== Collected data ==
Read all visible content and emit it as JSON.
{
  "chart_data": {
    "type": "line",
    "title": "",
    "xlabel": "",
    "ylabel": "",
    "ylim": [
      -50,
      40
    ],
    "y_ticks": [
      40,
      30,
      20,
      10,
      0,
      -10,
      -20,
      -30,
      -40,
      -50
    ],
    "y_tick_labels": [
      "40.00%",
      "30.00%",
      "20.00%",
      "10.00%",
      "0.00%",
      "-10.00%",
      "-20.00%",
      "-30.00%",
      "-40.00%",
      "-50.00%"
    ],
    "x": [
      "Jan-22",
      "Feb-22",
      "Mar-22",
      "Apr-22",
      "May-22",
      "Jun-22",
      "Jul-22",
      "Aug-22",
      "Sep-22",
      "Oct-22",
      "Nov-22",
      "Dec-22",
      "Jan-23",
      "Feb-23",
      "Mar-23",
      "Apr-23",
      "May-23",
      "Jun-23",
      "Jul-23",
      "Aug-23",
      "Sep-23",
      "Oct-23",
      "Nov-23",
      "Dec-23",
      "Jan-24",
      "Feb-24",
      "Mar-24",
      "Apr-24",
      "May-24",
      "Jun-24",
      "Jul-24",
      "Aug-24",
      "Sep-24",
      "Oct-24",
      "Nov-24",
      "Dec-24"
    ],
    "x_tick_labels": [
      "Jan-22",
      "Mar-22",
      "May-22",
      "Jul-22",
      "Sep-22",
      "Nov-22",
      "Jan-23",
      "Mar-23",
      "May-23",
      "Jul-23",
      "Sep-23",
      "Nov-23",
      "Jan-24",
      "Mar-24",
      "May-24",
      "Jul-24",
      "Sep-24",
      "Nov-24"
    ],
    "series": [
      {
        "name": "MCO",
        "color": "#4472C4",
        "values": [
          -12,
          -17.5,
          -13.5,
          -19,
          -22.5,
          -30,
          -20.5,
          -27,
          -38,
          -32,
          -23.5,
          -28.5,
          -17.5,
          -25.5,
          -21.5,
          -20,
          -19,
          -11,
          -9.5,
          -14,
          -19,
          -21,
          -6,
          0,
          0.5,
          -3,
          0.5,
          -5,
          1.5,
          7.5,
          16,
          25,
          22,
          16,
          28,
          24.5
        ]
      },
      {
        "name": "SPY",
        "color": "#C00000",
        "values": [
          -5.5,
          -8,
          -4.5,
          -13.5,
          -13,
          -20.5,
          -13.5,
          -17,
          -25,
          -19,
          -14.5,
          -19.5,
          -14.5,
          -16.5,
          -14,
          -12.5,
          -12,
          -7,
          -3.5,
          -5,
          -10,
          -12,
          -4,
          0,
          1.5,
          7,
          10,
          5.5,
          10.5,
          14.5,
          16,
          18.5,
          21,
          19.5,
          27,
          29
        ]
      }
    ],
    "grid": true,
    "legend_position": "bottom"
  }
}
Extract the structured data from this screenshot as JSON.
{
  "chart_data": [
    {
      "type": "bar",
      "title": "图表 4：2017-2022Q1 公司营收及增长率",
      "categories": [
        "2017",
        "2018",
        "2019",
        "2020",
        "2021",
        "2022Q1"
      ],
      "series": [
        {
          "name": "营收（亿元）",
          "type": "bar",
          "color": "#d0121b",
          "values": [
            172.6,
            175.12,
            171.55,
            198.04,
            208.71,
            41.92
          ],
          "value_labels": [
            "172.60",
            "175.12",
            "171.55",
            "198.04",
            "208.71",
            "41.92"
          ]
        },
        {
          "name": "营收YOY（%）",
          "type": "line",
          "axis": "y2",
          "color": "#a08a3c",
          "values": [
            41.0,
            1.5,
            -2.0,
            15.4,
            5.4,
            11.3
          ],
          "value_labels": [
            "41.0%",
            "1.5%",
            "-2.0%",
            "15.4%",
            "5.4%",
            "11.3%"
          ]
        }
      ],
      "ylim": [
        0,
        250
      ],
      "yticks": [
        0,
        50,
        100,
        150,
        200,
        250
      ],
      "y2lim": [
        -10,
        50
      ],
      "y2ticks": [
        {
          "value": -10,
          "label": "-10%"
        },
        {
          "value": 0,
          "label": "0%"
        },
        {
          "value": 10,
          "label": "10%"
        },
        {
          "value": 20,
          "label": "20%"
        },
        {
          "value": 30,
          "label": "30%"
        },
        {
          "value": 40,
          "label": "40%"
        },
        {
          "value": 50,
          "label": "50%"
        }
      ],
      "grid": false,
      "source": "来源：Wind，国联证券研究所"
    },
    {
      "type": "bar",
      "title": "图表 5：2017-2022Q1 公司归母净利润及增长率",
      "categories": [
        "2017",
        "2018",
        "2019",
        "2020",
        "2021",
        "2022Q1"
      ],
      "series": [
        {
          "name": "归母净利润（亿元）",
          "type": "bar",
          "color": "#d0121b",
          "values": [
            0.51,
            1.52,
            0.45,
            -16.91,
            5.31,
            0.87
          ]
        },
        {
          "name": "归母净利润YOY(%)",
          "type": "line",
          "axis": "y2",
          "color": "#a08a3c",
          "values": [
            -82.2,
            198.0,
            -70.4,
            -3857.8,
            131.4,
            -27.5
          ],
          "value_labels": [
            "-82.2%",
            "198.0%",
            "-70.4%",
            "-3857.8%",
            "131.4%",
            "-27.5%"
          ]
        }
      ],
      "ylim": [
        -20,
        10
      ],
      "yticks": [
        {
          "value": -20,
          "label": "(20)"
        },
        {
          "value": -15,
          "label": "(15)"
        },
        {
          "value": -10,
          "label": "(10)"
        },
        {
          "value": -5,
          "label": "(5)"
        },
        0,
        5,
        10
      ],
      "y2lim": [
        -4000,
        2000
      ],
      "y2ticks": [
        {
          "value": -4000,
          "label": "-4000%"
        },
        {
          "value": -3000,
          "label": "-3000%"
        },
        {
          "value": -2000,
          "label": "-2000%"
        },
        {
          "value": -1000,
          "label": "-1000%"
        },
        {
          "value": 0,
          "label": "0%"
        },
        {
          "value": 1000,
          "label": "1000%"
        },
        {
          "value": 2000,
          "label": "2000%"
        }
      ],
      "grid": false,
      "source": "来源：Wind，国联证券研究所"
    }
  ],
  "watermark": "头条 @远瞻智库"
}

== Short exercise ==
Transcribe all entries exactly as they are given.

== Exercise response ==
Read all visible content and emit it as JSON.
{
  "chart_data": {
    "type": "line",
    "title": "",
    "xlabel": "",
    "ylabel": "",
    "ylim": [
      -50,
      40
    ],
    "y_ticks": [
      40,
      30,
      20,
      10,
      0,
      -10,
      -20,
      -30,
      -40,
      -50
    ],
    "y_tick_labels": [
      "40.00%",
      "30.00%",
      "20.00%",
      "10.00%",
      "0.00%",
      "-10.00%",
      "-20.00%",
      "-30.00%",
      "-40.00%",
      "-50.00%"
    ],
    "x": [
      "Jan-22",
      "Feb-22",
      "Mar-22",
      "Apr-22",
      "May-22",
      "Jun-22",
      "Jul-22",
      "Aug-22",
      "Sep-22",
      "Oct-22",
      "Nov-22",
      "Dec-22",
      "Jan-23",
      "Feb-23",
      "Mar-23",
      "Apr-23",
      "May-23",
      "Jun-23",
      "Jul-23",
      "Aug-23",
      "Sep-23",
      "Oct-23",
      "Nov-23",
      "Dec-23",
      "Jan-24",
      "Feb-24",
      "Mar-24",
      "Apr-24",
      "May-24",
      "Jun-24",
      "Jul-24",
      "Aug-24",
      "Sep-24",
      "Oct-24",
      "Nov-24",
      "Dec-24"
    ],
    "x_tick_labels": [
      "Jan-22",
      "Mar-22",
      "May-22",
      "Jul-22",
      "Sep-22",
      "Nov-22",
      "Jan-23",
      "Mar-23",
      "May-23",
      "Jul-23",
      "Sep-23",
      "Nov-23",
      "Jan-24",
      "Mar-24",
      "May-24",
      "Jul-24",
      "Sep-24",
      "Nov-24"
    ],
    "series": [
      {
        "name": "MCO",
        "color": "#4472C4",
        "values": [
          -12,
          -17.5,
          -13.5,
          -19,
          -22.5,
          -30,
          -20.5,
          -27,
          -38,
          -32,
          -23.5,
          -28.5,
          -17.5,
          -25.5,
          -21.5,
          -20,
          -19,
          -11,
          -9.5,
          -14,
          -19,
          -21,
          -6,
          0,
          0.5,
          -3,
          0.5,
          -5,
          1.5,
          7.5,
          16,
          25,
          22,
          16,
          28,
          24.5
        ]
      },
      {
        "name": "SPY",
        "color": "#C00000",
        "values": [
          -5.5,
          -8,
          -4.5,
          -13.5,
          -13,
          -20.5,
          -13.5,
          -17,
          -25,
          -19,
          -14.5,
          -19.5,
          -14.5,
          -16.5,
          -14,
          -12.5,
          -12,
          -7,
          -3.5,
          -5,
          -10,
          -12,
          -4,
          0,
          1.5,
          7,
          10,
          5.5,
          10.5,
          14.5,
          16,
          18.5,
          21,
          19.5,
          27,
          29
        ]
      }
    ],
    "grid": true,
    "legend_position": "bottom"
  }
}
Extract the structured data from this screenshot as JSON.
{
  "chart_data": [
    {
      "type": "bar",
      "title": "图表 4：2017-2022Q1 公司营收及增长率",
      "categories": [
        "2017",
        "2018",
        "2019",
        "2020",
        "2021",
        "2022Q1"
      ],
      "series": [
        {
          "name": "营收（亿元）",
          "type": "bar",
          "color": "#d0121b",
          "values": [
            172.6,
            175.12,
            171.55,
            198.04,
            208.71,
            41.92
          ],
          "value_labels": [
            "172.60",
            "175.12",
            "171.55",
            "198.04",
            "208.71",
            "41.92"
          ]
        },
        {
          "name": "营收YOY（%）",
          "type": "line",
          "axis": "y2",
          "color": "#a08a3c",
          "values": [
            41.0,
            1.5,
            -2.0,
            15.4,
            5.4,
            11.3
          ],
          "value_labels": [
            "41.0%",
            "1.5%",
            "-2.0%",
            "15.4%",
            "5.4%",
            "11.3%"
          ]
        }
      ],
      "ylim": [
        0,
        250
      ],
      "yticks": [
        0,
        50,
        100,
        150,
        200,
        250
      ],
      "y2lim": [
        -10,
        50
      ],
      "y2ticks": [
        {
          "value": -10,
          "label": "-10%"
        },
        {
          "value": 0,
          "label": "0%"
        },
        {
          "value": 10,
          "label": "10%"
        },
        {
          "value": 20,
          "label": "20%"
        },
        {
          "value": 30,
          "label": "30%"
        },
        {
          "value": 40,
          "label": "40%"
        },
        {
          "value": 50,
          "label": "50%"
        }
      ],
      "grid": false,
      "source": "来源：Wind，国联证券研究所"
    },
    {
      "type": "bar",
      "title": "图表 5：2017-2022Q1 公司归母净利润及增长率",
      "categories": [
        "2017",
        "2018",
        "2019",
        "2020",
        "2021",
        "2022Q1"
      ],
      "series": [
        {
          "name": "归母净利润（亿元）",
          "type": "bar",
          "color": "#d0121b",
          "values": [
            0.51,
            1.52,
            0.45,
            -16.91,
            5.31,
            0.87
          ]
        },
        {
          "name": "归母净利润YOY(%)",
          "type": "line",
          "axis": "y2",
          "color": "#a08a3c",
          "values": [
            -82.2,
            198.0,
            -70.4,
            -3857.8,
            131.4,
            -27.5
          ],
          "value_labels": [
            "-82.2%",
            "198.0%",
            "-70.4%",
            "-3857.8%",
            "131.4%",
            "-27.5%"
          ]
        }
      ],
      "ylim": [
        -20,
        10
      ],
      "yticks": [
        {
          "value": -20,
          "label": "(20)"
        },
        {
          "value": -15,
          "label": "(15)"
        },
        {
          "value": -10,
          "label": "(10)"
        },
        {
          "value": -5,
          "label": "(5)"
        },
        0,
        5,
        10
      ],
      "y2lim": [
        -4000,
        2000
      ],
      "y2ticks": [
        {
          "value": -4000,
          "label": "-4000%"
        },
        {
          "value": -3000,
          "label": "-3000%"
        },
        {
          "value": -2000,
          "label": "-2000%"
        },
        {
          "value": -1000,
          "label": "-1000%"
        },
        {
          "value": 0,
          "label": "0%"
        },
        {
          "value": 1000,
          "label": "1000%"
        },
        {
          "value": 2000,
          "label": "2000%"
        }
      ],
      "grid": false,
      "source": "来源：Wind，国联证券研究所"
    }
  ],
  "watermark": "头条 @远瞻智库"
}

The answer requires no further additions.